======== DATA SHOWN

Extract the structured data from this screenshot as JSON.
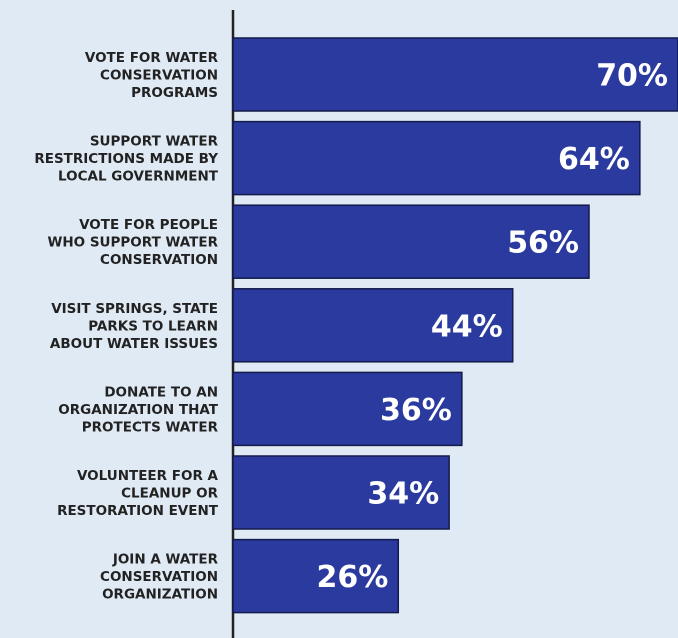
{
  "chart_data": {
    "type": "bar",
    "orientation": "horizontal",
    "categories": [
      [
        "VOTE FOR WATER",
        "CONSERVATION",
        "PROGRAMS"
      ],
      [
        "SUPPORT WATER",
        "RESTRICTIONS MADE BY",
        "LOCAL GOVERNMENT"
      ],
      [
        "VOTE FOR PEOPLE",
        "WHO SUPPORT WATER",
        "CONSERVATION"
      ],
      [
        "VISIT SPRINGS, STATE",
        "PARKS TO LEARN",
        "ABOUT WATER ISSUES"
      ],
      [
        "DONATE TO AN",
        "ORGANIZATION THAT",
        "PROTECTS WATER"
      ],
      [
        "VOLUNTEER FOR A",
        "CLEANUP OR",
        "RESTORATION EVENT"
      ],
      [
        "JOIN A WATER",
        "CONSERVATION",
        "ORGANIZATION"
      ]
    ],
    "values": [
      70,
      64,
      56,
      44,
      36,
      34,
      26
    ],
    "value_labels": [
      "70%",
      "64%",
      "56%",
      "44%",
      "36%",
      "34%",
      "26%"
    ],
    "unit": "%",
    "xlim": [
      0,
      70
    ],
    "grid": false,
    "legend": "none",
    "colors": {
      "background": "#e0eaf4",
      "bar": "#2b3a9e",
      "bar_border": "#141a4a",
      "axis": "#222222",
      "label": "#222222",
      "value_text": "#ffffff"
    }
  }
}
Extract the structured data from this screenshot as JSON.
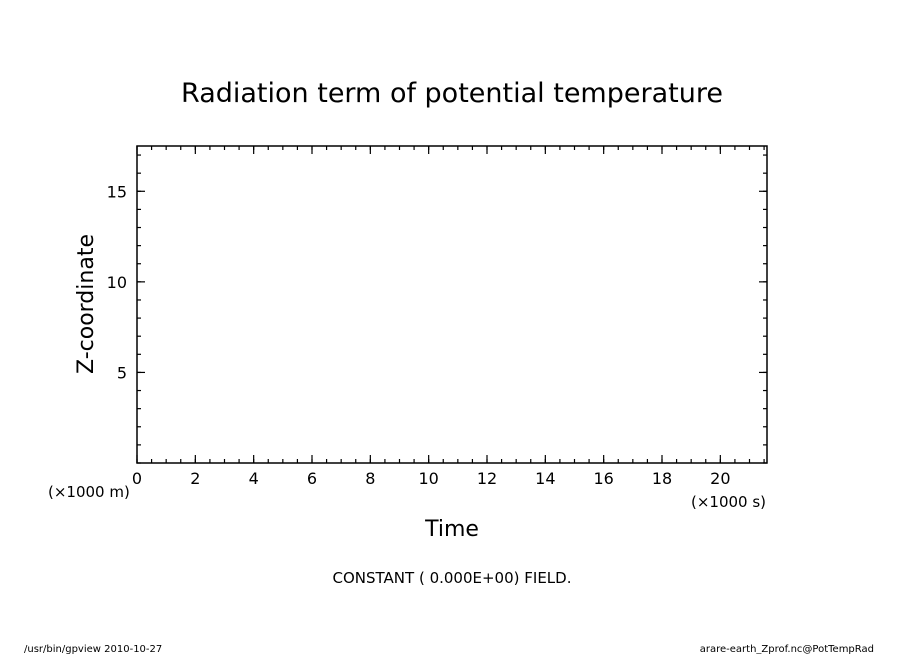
{
  "chart_data": {
    "type": "heatmap",
    "title": "Radiation term of potential temperature",
    "xlabel": "Time",
    "ylabel": "Z-coordinate",
    "x_unit_label": "(×1000 s)",
    "y_unit_label": "(×1000 m)",
    "xlim": [
      0,
      21.6
    ],
    "ylim": [
      0,
      17.5
    ],
    "x_major_ticks": [
      0,
      2,
      4,
      6,
      8,
      10,
      12,
      14,
      16,
      18,
      20
    ],
    "x_minor_step": 0.5,
    "y_major_ticks": [
      5,
      10,
      15
    ],
    "y_minor_step": 1,
    "grid": false,
    "field_value": 0.0,
    "field_message": "CONSTANT ( 0.000E+00) FIELD."
  },
  "footer": {
    "left": "/usr/bin/gpview   2010-10-27",
    "right": "arare-earth_Zprof.nc@PotTempRad"
  }
}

================

Return the entries unchanged, save for the pictures, which do not belong in the copy.

**OUTPUT OF THE EXERCISE:**
Extract the structured data from this screenshot as JSON.
{
  "chart_data": {
    "type": "bar",
    "orientation": "horizontal",
    "categories": [
      [
        "VOTE FOR WATER",
        "CONSERVATION",
        "PROGRAMS"
      ],
      [
        "SUPPORT WATER",
        "RESTRICTIONS MADE BY",
        "LOCAL GOVERNMENT"
      ],
      [
        "VOTE FOR PEOPLE",
        "WHO SUPPORT WATER",
        "CONSERVATION"
      ],
      [
        "VISIT SPRINGS, STATE",
        "PARKS TO LEARN",
        "ABOUT WATER ISSUES"
      ],
      [
        "DONATE TO AN",
        "ORGANIZATION THAT",
        "PROTECTS WATER"
      ],
      [
        "VOLUNTEER FOR A",
        "CLEANUP OR",
        "RESTORATION EVENT"
      ],
      [
        "JOIN A WATER",
        "CONSERVATION",
        "ORGANIZATION"
      ]
    ],
    "values": [
      70,
      64,
      56,
      44,
      36,
      34,
      26
    ],
    "value_labels": [
      "70%",
      "64%",
      "56%",
      "44%",
      "36%",
      "34%",
      "26%"
    ],
    "unit": "%",
    "xlim": [
      0,
      70
    ],
    "grid": false,
    "legend": "none",
    "colors": {
      "background": "#e0eaf4",
      "bar": "#2b3a9e",
      "bar_border": "#141a4a",
      "axis": "#222222",
      "label": "#222222",
      "value_text": "#ffffff"
    }
  }
}
Extract the structured data from this screenshot as JSON.
{
  "chart_data": {
    "type": "heatmap",
    "title": "Radiation term of potential temperature",
    "xlabel": "Time",
    "ylabel": "Z-coordinate",
    "x_unit_label": "(×1000 s)",
    "y_unit_label": "(×1000 m)",
    "xlim": [
      0,
      21.6
    ],
    "ylim": [
      0,
      17.5
    ],
    "x_major_ticks": [
      0,
      2,
      4,
      6,
      8,
      10,
      12,
      14,
      16,
      18,
      20
    ],
    "x_minor_step": 0.5,
    "y_major_ticks": [
      5,
      10,
      15
    ],
    "y_minor_step": 1,
    "grid": false,
    "field_value": 0.0,
    "field_message": "CONSTANT ( 0.000E+00) FIELD."
  },
  "footer": {
    "left": "/usr/bin/gpview   2010-10-27",
    "right": "arare-earth_Zprof.nc@PotTempRad"
  }
}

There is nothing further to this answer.